- **GOAL**
Give the count of lines in the data that include "values", with no other words.
+++
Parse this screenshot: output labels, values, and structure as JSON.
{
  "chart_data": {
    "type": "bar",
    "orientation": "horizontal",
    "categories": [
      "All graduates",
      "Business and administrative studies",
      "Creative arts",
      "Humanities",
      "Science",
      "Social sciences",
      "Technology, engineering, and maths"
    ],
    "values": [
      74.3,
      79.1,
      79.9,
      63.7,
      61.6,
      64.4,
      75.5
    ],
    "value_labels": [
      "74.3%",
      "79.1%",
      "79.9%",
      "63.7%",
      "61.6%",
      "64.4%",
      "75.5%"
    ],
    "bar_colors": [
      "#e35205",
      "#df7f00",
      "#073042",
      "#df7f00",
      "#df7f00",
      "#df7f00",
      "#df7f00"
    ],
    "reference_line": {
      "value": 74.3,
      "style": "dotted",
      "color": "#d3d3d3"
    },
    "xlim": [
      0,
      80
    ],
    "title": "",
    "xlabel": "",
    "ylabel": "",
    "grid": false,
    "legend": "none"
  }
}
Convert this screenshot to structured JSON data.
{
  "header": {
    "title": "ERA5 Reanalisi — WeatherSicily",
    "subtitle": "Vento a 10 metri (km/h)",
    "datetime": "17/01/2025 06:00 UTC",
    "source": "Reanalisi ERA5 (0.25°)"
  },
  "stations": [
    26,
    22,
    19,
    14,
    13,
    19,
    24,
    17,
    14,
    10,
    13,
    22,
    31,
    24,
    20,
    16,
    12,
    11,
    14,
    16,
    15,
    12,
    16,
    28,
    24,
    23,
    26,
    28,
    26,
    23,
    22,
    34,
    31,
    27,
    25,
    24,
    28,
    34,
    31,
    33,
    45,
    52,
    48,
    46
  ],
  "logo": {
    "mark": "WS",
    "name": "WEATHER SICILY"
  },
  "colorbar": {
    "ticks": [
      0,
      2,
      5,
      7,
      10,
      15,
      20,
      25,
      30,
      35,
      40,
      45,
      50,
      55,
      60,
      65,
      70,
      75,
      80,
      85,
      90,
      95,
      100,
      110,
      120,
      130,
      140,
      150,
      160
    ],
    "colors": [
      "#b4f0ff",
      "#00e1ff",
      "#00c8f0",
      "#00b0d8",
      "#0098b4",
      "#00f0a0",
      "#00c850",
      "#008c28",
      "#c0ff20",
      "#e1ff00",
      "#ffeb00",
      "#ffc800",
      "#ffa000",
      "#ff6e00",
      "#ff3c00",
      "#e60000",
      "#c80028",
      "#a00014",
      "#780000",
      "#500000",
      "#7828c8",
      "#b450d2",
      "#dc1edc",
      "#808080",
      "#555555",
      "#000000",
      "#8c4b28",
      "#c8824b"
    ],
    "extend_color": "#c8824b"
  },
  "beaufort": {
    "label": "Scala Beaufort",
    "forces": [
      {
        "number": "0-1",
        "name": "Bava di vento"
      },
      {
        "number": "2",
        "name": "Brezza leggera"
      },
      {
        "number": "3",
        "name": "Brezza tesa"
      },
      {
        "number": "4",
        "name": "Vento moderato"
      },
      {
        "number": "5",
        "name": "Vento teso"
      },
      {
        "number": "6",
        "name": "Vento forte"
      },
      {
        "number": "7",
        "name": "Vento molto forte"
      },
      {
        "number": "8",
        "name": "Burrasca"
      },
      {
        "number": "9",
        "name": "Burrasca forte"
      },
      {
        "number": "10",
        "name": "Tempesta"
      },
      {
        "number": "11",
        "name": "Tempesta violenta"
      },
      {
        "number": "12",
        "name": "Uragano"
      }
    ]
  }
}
+++
- **ANSWER IN FULL**
2